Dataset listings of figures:
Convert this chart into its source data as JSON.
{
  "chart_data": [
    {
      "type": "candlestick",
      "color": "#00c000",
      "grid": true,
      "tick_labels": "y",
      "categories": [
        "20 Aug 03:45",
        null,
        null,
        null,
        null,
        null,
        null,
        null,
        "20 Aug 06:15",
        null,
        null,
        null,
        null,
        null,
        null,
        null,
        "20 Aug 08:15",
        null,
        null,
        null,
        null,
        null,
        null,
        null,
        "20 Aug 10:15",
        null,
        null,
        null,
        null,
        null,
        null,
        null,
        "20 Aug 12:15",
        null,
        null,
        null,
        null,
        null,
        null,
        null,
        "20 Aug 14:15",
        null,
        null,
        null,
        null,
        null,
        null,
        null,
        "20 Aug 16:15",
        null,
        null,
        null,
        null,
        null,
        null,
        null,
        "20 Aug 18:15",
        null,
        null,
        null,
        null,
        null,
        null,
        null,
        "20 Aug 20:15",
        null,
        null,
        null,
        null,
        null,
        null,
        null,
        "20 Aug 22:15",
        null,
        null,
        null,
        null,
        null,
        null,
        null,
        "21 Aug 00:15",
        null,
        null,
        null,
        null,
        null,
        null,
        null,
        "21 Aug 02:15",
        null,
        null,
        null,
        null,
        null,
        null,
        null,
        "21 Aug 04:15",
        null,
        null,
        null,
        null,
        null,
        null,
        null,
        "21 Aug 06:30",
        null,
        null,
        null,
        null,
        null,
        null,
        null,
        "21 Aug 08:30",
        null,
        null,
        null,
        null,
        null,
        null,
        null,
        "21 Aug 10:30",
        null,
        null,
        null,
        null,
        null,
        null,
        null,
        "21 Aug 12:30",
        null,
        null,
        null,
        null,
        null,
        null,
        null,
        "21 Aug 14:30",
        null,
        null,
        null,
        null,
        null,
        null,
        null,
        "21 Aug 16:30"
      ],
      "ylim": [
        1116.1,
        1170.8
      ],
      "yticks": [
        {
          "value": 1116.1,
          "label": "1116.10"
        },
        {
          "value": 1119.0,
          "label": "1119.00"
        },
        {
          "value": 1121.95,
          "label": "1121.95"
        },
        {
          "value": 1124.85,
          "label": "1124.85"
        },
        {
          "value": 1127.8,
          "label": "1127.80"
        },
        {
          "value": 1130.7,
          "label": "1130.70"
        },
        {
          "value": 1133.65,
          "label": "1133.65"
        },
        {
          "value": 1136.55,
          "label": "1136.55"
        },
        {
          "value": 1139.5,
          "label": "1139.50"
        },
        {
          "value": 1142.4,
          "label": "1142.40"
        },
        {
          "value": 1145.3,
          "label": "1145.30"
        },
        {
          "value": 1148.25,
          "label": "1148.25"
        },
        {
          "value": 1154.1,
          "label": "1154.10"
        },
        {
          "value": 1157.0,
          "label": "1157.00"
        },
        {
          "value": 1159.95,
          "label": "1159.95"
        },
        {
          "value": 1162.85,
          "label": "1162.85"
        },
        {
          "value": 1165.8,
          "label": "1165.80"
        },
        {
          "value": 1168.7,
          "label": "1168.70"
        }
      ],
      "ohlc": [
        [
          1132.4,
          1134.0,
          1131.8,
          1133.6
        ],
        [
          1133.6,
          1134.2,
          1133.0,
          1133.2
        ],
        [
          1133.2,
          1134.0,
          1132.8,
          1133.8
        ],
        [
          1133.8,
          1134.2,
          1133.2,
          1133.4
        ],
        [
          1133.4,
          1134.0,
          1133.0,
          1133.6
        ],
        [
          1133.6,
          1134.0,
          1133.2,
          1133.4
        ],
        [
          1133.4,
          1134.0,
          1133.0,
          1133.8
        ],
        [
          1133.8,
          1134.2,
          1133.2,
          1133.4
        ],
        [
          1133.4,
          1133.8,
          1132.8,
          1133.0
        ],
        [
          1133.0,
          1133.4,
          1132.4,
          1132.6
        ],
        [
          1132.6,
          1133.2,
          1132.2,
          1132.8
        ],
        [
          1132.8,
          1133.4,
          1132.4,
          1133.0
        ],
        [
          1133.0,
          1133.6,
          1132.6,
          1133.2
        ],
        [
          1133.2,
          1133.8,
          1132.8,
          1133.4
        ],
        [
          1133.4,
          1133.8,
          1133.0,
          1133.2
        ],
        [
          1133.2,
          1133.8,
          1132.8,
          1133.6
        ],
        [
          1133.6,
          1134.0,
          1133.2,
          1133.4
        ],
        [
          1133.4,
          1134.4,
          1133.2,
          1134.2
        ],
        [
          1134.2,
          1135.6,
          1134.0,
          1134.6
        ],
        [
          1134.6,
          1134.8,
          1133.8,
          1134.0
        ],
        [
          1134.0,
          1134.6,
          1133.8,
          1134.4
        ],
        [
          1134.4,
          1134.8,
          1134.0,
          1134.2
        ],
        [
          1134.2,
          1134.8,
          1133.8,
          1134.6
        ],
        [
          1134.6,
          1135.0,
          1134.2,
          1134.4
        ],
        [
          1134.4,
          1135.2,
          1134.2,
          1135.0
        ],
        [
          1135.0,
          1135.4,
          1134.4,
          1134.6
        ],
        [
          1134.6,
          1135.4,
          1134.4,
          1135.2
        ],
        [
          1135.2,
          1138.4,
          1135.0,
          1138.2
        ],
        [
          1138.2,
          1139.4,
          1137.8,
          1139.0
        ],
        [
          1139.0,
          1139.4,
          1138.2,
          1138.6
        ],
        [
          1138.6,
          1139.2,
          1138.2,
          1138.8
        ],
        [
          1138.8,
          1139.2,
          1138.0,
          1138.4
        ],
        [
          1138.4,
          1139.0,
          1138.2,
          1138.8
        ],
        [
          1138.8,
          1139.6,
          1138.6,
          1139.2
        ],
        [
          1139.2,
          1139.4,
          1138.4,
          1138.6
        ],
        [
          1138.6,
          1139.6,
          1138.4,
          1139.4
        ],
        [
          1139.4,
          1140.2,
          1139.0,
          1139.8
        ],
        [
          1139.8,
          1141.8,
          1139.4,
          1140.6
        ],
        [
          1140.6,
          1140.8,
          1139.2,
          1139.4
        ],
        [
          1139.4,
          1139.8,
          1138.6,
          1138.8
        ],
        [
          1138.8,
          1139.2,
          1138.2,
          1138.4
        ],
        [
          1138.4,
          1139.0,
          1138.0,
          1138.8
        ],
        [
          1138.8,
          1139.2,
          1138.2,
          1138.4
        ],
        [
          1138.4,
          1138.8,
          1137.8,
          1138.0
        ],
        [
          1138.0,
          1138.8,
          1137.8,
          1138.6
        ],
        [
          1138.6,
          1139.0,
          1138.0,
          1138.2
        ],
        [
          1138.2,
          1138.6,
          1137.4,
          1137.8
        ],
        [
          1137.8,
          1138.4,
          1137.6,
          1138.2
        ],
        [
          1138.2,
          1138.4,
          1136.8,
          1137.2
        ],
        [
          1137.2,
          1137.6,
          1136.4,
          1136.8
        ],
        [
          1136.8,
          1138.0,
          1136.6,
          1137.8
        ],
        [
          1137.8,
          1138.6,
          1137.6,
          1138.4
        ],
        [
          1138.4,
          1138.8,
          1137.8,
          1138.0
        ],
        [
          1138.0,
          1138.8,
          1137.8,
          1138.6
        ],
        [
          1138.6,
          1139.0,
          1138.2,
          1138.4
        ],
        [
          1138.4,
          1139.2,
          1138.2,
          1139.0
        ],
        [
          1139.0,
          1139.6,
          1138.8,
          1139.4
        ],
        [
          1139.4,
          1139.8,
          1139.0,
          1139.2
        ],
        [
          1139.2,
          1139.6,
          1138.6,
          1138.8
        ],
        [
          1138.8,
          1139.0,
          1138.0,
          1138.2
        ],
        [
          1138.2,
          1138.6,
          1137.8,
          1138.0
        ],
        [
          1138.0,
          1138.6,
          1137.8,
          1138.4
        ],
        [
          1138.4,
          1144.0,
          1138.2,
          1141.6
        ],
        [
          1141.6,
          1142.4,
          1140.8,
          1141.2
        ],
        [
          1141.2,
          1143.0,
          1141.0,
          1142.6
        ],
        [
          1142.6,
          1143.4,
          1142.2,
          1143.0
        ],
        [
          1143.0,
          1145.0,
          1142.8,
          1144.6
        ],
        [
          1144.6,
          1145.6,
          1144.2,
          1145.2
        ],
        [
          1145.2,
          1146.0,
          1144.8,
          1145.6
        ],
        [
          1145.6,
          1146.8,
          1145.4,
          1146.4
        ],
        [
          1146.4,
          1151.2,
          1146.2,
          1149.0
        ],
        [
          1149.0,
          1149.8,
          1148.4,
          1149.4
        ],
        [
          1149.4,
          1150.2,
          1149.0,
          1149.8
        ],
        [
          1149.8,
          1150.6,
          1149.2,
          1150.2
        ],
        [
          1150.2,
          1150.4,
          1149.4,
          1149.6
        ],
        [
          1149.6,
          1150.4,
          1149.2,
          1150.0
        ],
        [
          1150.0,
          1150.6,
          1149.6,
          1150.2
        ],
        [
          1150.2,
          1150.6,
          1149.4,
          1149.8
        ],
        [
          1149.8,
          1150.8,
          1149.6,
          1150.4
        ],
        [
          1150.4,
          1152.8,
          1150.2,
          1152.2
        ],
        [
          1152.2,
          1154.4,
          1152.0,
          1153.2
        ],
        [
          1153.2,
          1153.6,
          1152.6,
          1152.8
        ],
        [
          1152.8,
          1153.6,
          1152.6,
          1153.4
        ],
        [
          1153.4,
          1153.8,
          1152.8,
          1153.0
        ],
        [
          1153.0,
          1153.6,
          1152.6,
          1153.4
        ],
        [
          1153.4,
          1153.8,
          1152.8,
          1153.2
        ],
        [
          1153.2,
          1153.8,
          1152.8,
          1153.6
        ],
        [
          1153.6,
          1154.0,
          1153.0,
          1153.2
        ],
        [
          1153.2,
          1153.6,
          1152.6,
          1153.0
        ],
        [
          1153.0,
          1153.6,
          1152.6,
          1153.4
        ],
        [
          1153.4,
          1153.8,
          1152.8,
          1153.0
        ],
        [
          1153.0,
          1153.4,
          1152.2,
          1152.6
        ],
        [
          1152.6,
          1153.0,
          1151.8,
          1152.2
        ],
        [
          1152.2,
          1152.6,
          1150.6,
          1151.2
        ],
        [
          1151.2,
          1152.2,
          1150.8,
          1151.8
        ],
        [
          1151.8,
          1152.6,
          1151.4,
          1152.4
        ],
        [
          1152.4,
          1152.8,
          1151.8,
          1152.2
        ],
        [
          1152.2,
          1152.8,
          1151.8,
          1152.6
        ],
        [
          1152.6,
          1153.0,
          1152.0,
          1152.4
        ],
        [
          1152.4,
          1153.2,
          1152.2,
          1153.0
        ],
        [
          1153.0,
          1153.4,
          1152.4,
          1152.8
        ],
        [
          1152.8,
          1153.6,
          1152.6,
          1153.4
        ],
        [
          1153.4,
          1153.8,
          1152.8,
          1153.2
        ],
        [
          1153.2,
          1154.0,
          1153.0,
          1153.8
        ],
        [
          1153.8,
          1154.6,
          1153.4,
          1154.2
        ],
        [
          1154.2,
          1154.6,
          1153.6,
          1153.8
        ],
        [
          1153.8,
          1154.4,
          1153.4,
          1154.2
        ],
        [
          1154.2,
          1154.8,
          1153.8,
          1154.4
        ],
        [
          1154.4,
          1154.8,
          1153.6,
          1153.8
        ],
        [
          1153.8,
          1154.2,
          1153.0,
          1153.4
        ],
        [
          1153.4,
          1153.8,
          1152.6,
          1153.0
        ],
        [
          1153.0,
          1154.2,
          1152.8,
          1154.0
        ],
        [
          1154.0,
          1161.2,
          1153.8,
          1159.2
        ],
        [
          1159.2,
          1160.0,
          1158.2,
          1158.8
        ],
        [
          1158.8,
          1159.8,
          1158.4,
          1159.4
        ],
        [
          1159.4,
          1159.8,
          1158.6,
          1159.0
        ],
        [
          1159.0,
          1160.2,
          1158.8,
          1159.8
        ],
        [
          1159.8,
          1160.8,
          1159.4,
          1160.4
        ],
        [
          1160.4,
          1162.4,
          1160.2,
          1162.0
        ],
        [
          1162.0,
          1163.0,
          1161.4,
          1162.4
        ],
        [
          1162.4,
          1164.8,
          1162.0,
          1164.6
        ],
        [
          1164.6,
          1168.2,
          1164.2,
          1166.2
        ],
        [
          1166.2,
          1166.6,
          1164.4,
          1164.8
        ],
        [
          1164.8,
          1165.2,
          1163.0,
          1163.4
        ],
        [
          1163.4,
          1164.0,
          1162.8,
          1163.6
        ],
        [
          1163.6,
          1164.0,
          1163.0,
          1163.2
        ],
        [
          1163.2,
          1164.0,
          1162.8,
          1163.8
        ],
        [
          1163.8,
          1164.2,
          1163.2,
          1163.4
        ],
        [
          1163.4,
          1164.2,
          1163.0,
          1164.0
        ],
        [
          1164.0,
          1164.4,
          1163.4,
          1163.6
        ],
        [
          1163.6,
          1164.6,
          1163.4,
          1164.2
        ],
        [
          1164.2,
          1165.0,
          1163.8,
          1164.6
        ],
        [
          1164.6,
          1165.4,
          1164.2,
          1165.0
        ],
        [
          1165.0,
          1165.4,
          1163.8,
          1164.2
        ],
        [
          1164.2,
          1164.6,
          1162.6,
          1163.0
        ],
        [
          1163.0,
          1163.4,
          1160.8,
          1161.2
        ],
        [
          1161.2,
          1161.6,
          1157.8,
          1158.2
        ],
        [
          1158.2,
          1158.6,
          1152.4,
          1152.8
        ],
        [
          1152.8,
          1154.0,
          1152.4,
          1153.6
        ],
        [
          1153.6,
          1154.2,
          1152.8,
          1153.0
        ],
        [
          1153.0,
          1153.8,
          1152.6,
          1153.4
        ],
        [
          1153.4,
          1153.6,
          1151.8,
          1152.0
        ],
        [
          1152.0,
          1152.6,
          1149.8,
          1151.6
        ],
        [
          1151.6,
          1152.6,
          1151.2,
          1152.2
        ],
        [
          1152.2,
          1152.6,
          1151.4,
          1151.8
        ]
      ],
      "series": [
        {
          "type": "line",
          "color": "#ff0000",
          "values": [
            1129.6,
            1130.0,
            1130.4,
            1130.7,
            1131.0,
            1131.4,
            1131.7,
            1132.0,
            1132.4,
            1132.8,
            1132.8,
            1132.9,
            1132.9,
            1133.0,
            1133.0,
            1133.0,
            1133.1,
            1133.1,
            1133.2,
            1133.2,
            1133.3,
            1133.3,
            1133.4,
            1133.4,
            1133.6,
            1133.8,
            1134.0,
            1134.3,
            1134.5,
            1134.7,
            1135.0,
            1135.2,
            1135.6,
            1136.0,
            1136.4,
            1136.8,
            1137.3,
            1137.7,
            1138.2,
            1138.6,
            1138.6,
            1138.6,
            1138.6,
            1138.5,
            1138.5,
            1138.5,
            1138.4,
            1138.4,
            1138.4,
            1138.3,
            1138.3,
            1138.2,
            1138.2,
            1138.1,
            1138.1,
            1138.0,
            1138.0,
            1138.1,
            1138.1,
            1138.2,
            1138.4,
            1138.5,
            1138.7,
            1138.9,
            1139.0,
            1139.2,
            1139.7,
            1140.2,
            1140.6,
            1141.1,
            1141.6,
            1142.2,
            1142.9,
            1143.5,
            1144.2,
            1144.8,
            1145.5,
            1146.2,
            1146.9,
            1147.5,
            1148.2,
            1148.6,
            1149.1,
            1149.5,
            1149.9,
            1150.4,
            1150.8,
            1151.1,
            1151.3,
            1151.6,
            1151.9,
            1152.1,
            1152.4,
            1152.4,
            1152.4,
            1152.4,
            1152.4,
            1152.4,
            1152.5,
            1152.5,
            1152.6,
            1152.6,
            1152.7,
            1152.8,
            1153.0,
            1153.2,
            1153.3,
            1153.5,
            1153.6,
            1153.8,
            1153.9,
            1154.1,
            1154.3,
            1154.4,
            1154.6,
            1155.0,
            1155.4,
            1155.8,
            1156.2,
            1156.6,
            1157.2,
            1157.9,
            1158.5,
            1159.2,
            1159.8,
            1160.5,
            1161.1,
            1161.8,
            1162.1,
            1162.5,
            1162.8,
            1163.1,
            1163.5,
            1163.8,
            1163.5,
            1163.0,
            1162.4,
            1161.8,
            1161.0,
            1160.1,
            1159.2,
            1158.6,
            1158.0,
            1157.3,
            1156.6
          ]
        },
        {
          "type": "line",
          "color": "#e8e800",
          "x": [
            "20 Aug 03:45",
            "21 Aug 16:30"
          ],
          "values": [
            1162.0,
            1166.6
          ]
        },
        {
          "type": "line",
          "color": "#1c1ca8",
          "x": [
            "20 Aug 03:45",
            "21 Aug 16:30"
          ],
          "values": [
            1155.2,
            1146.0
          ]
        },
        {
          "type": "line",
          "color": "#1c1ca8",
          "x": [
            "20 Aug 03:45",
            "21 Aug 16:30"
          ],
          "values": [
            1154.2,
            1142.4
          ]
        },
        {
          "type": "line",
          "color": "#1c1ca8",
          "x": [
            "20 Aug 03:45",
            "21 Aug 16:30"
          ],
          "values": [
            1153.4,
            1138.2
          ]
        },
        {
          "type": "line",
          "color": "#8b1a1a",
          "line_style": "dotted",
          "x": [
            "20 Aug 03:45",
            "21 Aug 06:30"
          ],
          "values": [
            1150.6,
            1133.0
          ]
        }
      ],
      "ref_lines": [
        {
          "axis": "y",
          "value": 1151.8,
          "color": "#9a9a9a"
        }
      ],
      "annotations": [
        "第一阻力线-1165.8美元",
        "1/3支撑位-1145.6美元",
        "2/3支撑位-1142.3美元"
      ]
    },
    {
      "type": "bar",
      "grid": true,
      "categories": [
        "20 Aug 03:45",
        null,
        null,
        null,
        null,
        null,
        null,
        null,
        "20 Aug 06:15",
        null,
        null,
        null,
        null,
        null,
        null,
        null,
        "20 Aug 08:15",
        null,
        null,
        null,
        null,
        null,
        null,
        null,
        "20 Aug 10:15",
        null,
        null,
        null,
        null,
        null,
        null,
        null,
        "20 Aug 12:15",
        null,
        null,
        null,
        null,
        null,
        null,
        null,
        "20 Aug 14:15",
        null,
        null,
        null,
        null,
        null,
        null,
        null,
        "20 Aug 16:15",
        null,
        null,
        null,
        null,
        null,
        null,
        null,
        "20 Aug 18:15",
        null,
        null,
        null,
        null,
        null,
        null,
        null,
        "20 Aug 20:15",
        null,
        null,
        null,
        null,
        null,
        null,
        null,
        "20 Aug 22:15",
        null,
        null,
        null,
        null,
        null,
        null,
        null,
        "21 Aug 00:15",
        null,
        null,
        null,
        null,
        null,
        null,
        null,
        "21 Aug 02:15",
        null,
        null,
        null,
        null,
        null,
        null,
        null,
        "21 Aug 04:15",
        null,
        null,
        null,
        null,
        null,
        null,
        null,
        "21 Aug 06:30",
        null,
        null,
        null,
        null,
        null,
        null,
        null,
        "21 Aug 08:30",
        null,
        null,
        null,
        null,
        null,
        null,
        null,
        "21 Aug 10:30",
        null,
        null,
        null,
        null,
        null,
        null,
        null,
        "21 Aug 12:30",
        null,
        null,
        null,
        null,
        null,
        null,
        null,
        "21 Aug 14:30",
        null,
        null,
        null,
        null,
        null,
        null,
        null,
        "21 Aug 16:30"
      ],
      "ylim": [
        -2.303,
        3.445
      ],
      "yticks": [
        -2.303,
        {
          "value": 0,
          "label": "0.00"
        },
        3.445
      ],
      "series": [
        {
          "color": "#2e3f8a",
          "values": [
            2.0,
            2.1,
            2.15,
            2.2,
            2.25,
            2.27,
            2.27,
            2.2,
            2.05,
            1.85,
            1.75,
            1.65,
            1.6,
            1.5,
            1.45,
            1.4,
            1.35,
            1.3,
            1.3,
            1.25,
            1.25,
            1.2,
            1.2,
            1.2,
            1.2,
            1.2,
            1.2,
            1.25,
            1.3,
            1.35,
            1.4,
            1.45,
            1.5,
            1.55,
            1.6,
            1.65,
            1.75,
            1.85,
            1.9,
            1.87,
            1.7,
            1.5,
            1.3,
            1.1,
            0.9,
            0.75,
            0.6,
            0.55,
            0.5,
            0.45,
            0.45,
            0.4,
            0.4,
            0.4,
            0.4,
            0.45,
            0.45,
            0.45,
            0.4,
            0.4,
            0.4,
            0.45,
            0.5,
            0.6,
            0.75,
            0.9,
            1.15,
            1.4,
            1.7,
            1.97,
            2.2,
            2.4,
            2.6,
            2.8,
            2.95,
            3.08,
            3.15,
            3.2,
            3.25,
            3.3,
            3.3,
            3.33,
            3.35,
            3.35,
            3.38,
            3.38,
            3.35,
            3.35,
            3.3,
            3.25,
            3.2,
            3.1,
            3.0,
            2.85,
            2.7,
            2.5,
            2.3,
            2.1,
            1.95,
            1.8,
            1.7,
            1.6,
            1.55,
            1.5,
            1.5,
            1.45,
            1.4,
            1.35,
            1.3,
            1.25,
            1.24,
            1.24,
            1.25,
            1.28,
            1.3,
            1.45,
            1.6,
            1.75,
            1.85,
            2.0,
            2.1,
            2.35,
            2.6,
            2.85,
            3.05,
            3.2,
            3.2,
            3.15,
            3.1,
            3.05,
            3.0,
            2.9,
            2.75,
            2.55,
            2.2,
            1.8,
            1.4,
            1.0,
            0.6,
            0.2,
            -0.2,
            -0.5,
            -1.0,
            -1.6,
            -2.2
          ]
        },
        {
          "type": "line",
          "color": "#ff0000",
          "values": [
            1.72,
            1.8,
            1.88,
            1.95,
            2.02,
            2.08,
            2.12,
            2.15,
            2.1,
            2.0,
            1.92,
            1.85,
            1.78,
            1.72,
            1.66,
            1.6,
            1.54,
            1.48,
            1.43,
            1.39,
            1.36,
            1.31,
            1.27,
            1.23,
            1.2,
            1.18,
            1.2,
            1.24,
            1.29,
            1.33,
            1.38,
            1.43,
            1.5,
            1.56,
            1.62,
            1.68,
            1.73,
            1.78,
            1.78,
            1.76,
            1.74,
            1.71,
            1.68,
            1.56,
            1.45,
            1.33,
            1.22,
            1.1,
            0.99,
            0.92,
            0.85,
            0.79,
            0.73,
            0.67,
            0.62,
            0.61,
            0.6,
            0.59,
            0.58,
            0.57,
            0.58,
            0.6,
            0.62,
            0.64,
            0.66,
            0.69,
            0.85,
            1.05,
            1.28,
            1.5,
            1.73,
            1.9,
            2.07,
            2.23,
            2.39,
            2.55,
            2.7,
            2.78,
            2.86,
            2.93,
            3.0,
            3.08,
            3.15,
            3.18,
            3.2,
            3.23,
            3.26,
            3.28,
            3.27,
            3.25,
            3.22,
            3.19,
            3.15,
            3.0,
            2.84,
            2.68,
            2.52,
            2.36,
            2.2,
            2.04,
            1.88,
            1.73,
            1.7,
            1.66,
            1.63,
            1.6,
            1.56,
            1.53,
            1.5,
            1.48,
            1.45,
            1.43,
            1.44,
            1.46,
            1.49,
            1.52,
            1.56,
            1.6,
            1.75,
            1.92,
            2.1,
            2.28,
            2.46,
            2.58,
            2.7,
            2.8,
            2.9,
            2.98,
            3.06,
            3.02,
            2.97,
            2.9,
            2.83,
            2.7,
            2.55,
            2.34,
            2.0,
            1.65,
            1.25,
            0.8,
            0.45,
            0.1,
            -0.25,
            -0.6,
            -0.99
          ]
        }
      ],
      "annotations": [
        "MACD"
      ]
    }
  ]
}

§ **Goal**: Pull out every line of the records that includes the string "color".

§ **The answer**:
      "color": "#00c000",
          "color": "#ff0000",
          "color": "#e8e800",
          "color": "#1c1ca8",
          "color": "#1c1ca8",
          "color": "#1c1ca8",
          "color": "#8b1a1a",
          "color": "#9a9a9a"
          "color": "#2e3f8a",
          "color": "#ff0000",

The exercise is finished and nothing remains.